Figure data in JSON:
[start]

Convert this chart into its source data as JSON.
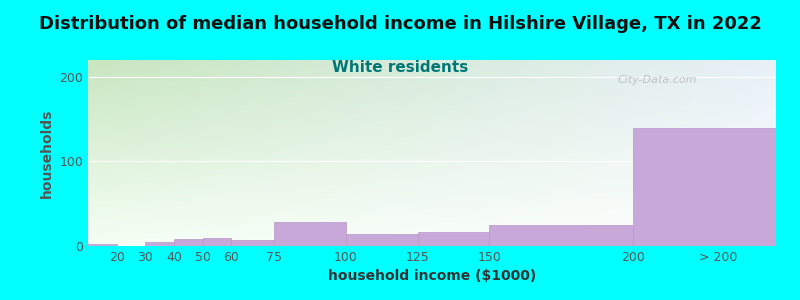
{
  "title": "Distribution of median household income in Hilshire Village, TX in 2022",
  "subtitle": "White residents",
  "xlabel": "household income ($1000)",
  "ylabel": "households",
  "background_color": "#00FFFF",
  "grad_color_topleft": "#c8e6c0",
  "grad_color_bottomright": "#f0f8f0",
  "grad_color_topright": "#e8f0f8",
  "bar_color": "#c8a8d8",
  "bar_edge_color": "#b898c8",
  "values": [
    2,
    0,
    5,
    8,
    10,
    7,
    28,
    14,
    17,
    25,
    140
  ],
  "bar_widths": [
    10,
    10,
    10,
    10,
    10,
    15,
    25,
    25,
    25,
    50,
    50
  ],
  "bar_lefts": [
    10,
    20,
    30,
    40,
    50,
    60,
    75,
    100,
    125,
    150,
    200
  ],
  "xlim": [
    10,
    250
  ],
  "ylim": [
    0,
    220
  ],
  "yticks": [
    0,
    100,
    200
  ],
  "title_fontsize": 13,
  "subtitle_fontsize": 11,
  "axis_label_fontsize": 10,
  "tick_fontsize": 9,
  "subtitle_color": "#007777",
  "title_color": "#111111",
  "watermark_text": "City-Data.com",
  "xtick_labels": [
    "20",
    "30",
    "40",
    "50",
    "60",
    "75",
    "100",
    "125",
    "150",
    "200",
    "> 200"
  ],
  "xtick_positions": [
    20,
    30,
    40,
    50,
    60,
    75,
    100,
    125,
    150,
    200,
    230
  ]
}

[end]

WRITTEN PROBLEM: Without the pictures, restate each entry exactly.

WRITTEN RESPONSE:
Convert this chart into its source data as JSON.
{
  "title": "Distribution of median household income in Hilshire Village, TX in 2022",
  "subtitle": "White residents",
  "xlabel": "household income ($1000)",
  "ylabel": "households",
  "background_color": "#00FFFF",
  "grad_color_topleft": "#c8e6c0",
  "grad_color_bottomright": "#f0f8f0",
  "grad_color_topright": "#e8f0f8",
  "bar_color": "#c8a8d8",
  "bar_edge_color": "#b898c8",
  "values": [
    2,
    0,
    5,
    8,
    10,
    7,
    28,
    14,
    17,
    25,
    140
  ],
  "bar_widths": [
    10,
    10,
    10,
    10,
    10,
    15,
    25,
    25,
    25,
    50,
    50
  ],
  "bar_lefts": [
    10,
    20,
    30,
    40,
    50,
    60,
    75,
    100,
    125,
    150,
    200
  ],
  "xlim": [
    10,
    250
  ],
  "ylim": [
    0,
    220
  ],
  "yticks": [
    0,
    100,
    200
  ],
  "title_fontsize": 13,
  "subtitle_fontsize": 11,
  "axis_label_fontsize": 10,
  "tick_fontsize": 9,
  "subtitle_color": "#007777",
  "title_color": "#111111",
  "watermark_text": "City-Data.com",
  "xtick_labels": [
    "20",
    "30",
    "40",
    "50",
    "60",
    "75",
    "100",
    "125",
    "150",
    "200",
    "> 200"
  ],
  "xtick_positions": [
    20,
    30,
    40,
    50,
    60,
    75,
    100,
    125,
    150,
    200,
    230
  ]
}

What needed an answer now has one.